··· EXERCISE MATERIALS

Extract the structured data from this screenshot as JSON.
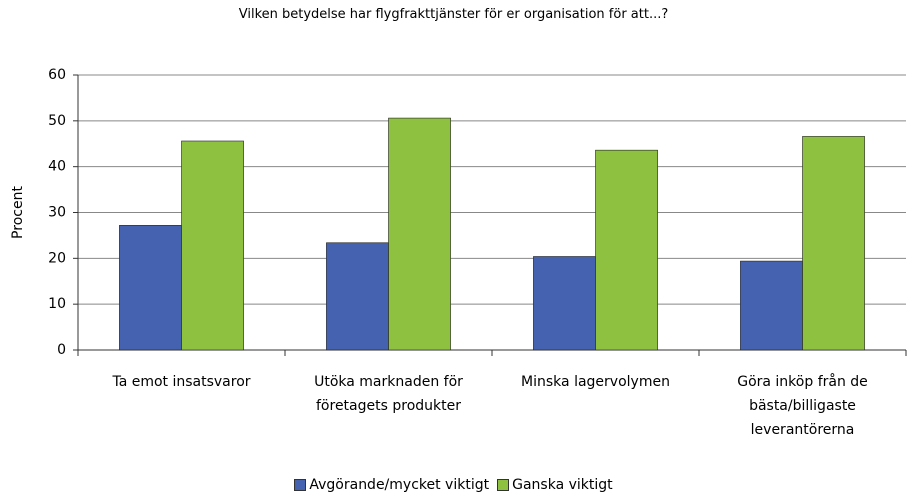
{
  "chart_data": {
    "type": "bar",
    "title": "Vilken betydelse har flygfrakttjänster för er organisation för att...?",
    "y_label": "Procent",
    "categories": [
      "Ta emot insatsvaror",
      "Utöka marknaden för företagets produkter",
      "Minska lagervolymen",
      "Göra inköp från de bästa/billigaste leverantörerna"
    ],
    "series": [
      {
        "name": "Avgörande/mycket viktigt",
        "color": "#4462af",
        "values": [
          27.2,
          23.4,
          20.4,
          19.4
        ]
      },
      {
        "name": "Ganska viktigt",
        "color": "#8dc13f",
        "values": [
          45.6,
          50.6,
          43.6,
          46.6
        ]
      }
    ],
    "ylim": [
      0,
      60
    ],
    "yticks": [
      0,
      10,
      20,
      30,
      40,
      50,
      60
    ],
    "grid": true,
    "legend": "bottom"
  }
}
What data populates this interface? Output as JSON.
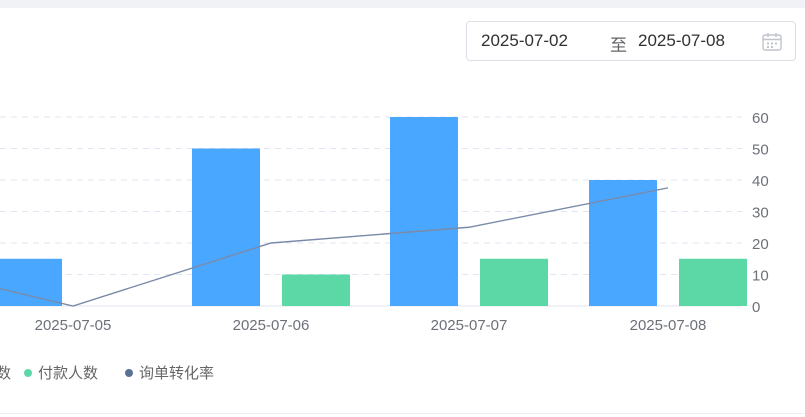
{
  "date_range": {
    "start": "2025-07-02",
    "separator": "至",
    "end": "2025-07-08"
  },
  "legend": {
    "partial_first": "数",
    "items": [
      {
        "label": "付款人数",
        "color": "#5bd8a6"
      },
      {
        "label": "询单转化率",
        "color": "#5b7095"
      }
    ]
  },
  "chart_data": {
    "type": "bar",
    "categories": [
      "2025-07-05",
      "2025-07-06",
      "2025-07-07",
      "2025-07-08"
    ],
    "series": [
      {
        "type": "bar",
        "color": "#4aa7ff",
        "values": [
          15,
          50,
          60,
          40
        ]
      },
      {
        "name": "付款人数",
        "type": "bar",
        "color": "#5bd8a6",
        "values": [
          0,
          10,
          15,
          15
        ]
      },
      {
        "name": "询单转化率",
        "type": "line",
        "color": "#7a8aa8",
        "values": [
          0,
          20,
          25,
          37.5
        ]
      }
    ],
    "y_ticks": [
      0,
      10,
      20,
      30,
      40,
      50,
      60
    ],
    "ylim": [
      0,
      60
    ],
    "y_axis_position": "right",
    "grid": true
  }
}
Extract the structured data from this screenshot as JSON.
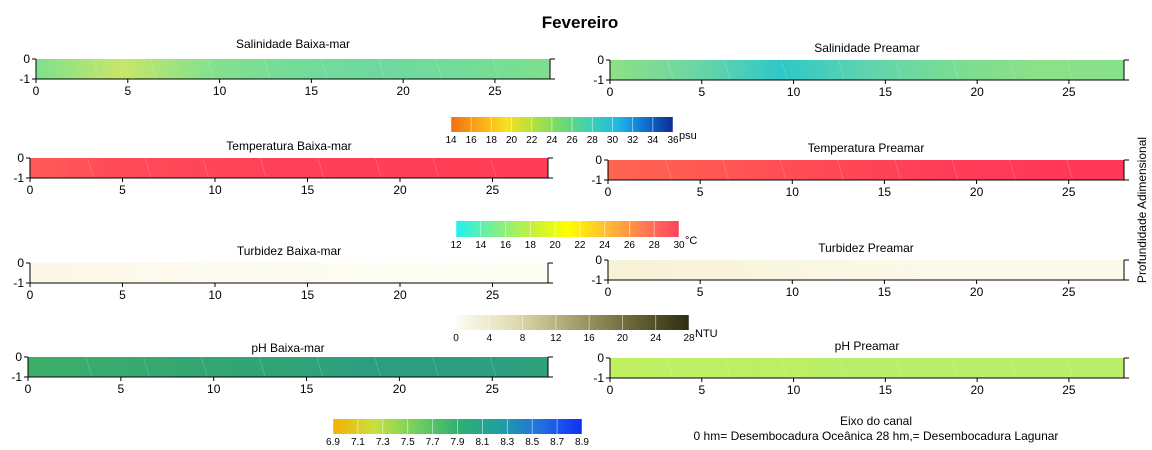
{
  "title": "Fevereiro",
  "right_label": "Profundidade Adimensional",
  "footer": {
    "line1": "Eixo do canal",
    "line2": "0 hm= Desembocadura Oceânica  28 hm,= Desembocadura Lagunar"
  },
  "chart_data": [
    {
      "type": "heatmap",
      "title": "Salinidade Baixa-mar",
      "xlim": [
        0,
        28
      ],
      "ylim": [
        -1,
        0
      ],
      "xticks": [
        0,
        5,
        10,
        15,
        20,
        25
      ],
      "yticks": [
        0,
        -1
      ],
      "fill_colors": [
        "#7ee08e",
        "#c8e66a",
        "#86e18c",
        "#74dc98",
        "#6ed8a0",
        "#74dc98",
        "#7ee08e"
      ]
    },
    {
      "type": "heatmap",
      "title": "Salinidade Preamar",
      "xlim": [
        0,
        28
      ],
      "ylim": [
        -1,
        0
      ],
      "xticks": [
        0,
        5,
        10,
        15,
        20,
        25
      ],
      "yticks": [
        0,
        -1
      ],
      "fill_colors": [
        "#8ee086",
        "#6cd6a4",
        "#2ec8c8",
        "#5fd4ae",
        "#7adc94",
        "#8ce088",
        "#88e08a"
      ]
    },
    {
      "type": "heatmap",
      "title": "Temperatura Baixa-mar",
      "xlim": [
        0,
        28
      ],
      "ylim": [
        -1,
        0
      ],
      "xticks": [
        0,
        5,
        10,
        15,
        20,
        25
      ],
      "yticks": [
        0,
        -1
      ],
      "fill_colors": [
        "#ff5a58",
        "#ff4a58",
        "#ff4658",
        "#ff4058",
        "#ff3e58",
        "#ff3e56",
        "#ff3c56"
      ]
    },
    {
      "type": "heatmap",
      "title": "Temperatura Preamar",
      "xlim": [
        0,
        28
      ],
      "ylim": [
        -1,
        0
      ],
      "xticks": [
        0,
        5,
        10,
        15,
        20,
        25
      ],
      "yticks": [
        0,
        -1
      ],
      "fill_colors": [
        "#ff6450",
        "#ff5a54",
        "#ff4e54",
        "#ff4456",
        "#ff3c58",
        "#ff3858",
        "#ff3858"
      ]
    },
    {
      "type": "heatmap",
      "title": "Turbidez Baixa-mar",
      "xlim": [
        0,
        28
      ],
      "ylim": [
        -1,
        0
      ],
      "xticks": [
        0,
        5,
        10,
        15,
        20,
        25
      ],
      "yticks": [
        0,
        -1
      ],
      "fill_colors": [
        "#fbf8e6",
        "#fcf9ea",
        "#fdfbee",
        "#fdfbee",
        "#fdfcf0",
        "#fdfcf0",
        "#fdfcf0"
      ]
    },
    {
      "type": "heatmap",
      "title": "Turbidez Preamar",
      "xlim": [
        0,
        28
      ],
      "ylim": [
        -1,
        0
      ],
      "xticks": [
        0,
        5,
        10,
        15,
        20,
        25
      ],
      "yticks": [
        0,
        -1
      ],
      "fill_colors": [
        "#f6f2d4",
        "#f8f3da",
        "#f9f6e0",
        "#fbf8e6",
        "#fbf9e8",
        "#fbf9e8",
        "#fbf9e8"
      ]
    },
    {
      "type": "heatmap",
      "title": "pH Baixa-mar",
      "xlim": [
        0,
        28
      ],
      "ylim": [
        -1,
        0
      ],
      "xticks": [
        0,
        5,
        10,
        15,
        20,
        25
      ],
      "yticks": [
        0,
        -1
      ],
      "fill_colors": [
        "#3cae6a",
        "#38aa6e",
        "#34a672",
        "#30a478",
        "#2c9e80",
        "#2c9e80",
        "#30a07c"
      ]
    },
    {
      "type": "heatmap",
      "title": "pH Preamar",
      "xlim": [
        0,
        28
      ],
      "ylim": [
        -1,
        0
      ],
      "xticks": [
        0,
        5,
        10,
        15,
        20,
        25
      ],
      "yticks": [
        0,
        -1
      ],
      "fill_colors": [
        "#c0f060",
        "#bef064",
        "#bcee66",
        "#baee68",
        "#baee68",
        "#baee68",
        "#baee68"
      ]
    }
  ],
  "colorbars": [
    {
      "unit": "psu",
      "ticks": [
        "14",
        "16",
        "18",
        "20",
        "22",
        "24",
        "26",
        "28",
        "30",
        "32",
        "34",
        "36"
      ],
      "colors": [
        "#f07010",
        "#f8a818",
        "#f8e020",
        "#b0e040",
        "#70d870",
        "#40d0b0",
        "#20b8e8",
        "#1070d0",
        "#0c2c90"
      ]
    },
    {
      "unit": "°C",
      "ticks": [
        "12",
        "14",
        "16",
        "18",
        "20",
        "22",
        "24",
        "26",
        "28",
        "30"
      ],
      "colors": [
        "#20f0f0",
        "#78f090",
        "#c0f040",
        "#ffff00",
        "#ffc030",
        "#ff8050",
        "#ff4060"
      ]
    },
    {
      "unit": "NTU",
      "ticks": [
        "0",
        "4",
        "8",
        "12",
        "16",
        "20",
        "24",
        "28"
      ],
      "colors": [
        "#fdfcf4",
        "#e0dcb0",
        "#a8a270",
        "#6a6838",
        "#2e2e10"
      ]
    },
    {
      "unit": "",
      "ticks": [
        "6.9",
        "7.1",
        "7.3",
        "7.5",
        "7.7",
        "7.9",
        "8.1",
        "8.3",
        "8.5",
        "8.7",
        "8.9"
      ],
      "colors": [
        "#f8b000",
        "#c8e040",
        "#70d060",
        "#30b070",
        "#20a0a0",
        "#2070e0",
        "#1030f8"
      ]
    }
  ]
}
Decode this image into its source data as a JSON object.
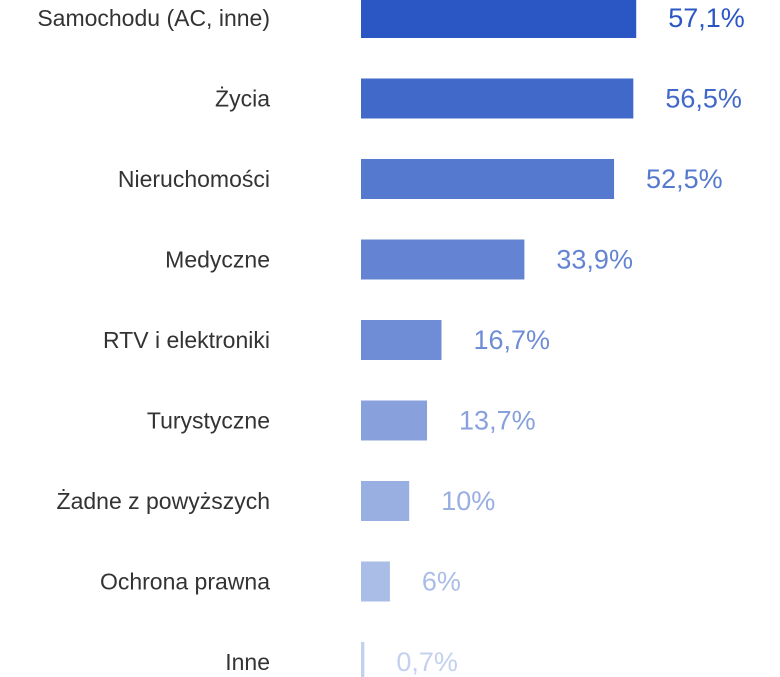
{
  "chart_data": {
    "type": "bar",
    "orientation": "horizontal",
    "categories": [
      "Samochodu (AC, inne)",
      "Życia",
      "Nieruchomości",
      "Medyczne",
      "RTV i elektroniki",
      "Turystyczne",
      "Żadne z powyższych",
      "Ochrona prawna",
      "Inne"
    ],
    "values": [
      57.1,
      56.5,
      52.5,
      33.9,
      16.7,
      13.7,
      10,
      6,
      0.7
    ],
    "value_labels": [
      "57,1%",
      "56,5%",
      "52,5%",
      "33,9%",
      "16,7%",
      "13,7%",
      "10%",
      "6%",
      "0,7%"
    ],
    "colors": [
      "#2a57c4",
      "#4169c9",
      "#5579cf",
      "#6484d3",
      "#6f8dd6",
      "#88a0dc",
      "#99aee1",
      "#aabde6",
      "#c3d0ee"
    ]
  }
}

······

:: WORK TO COMPLETE ::
Examine the listing and say how many of its lines contain the string "title". Give the number alone.

:: SOLUTION BELOW ::
10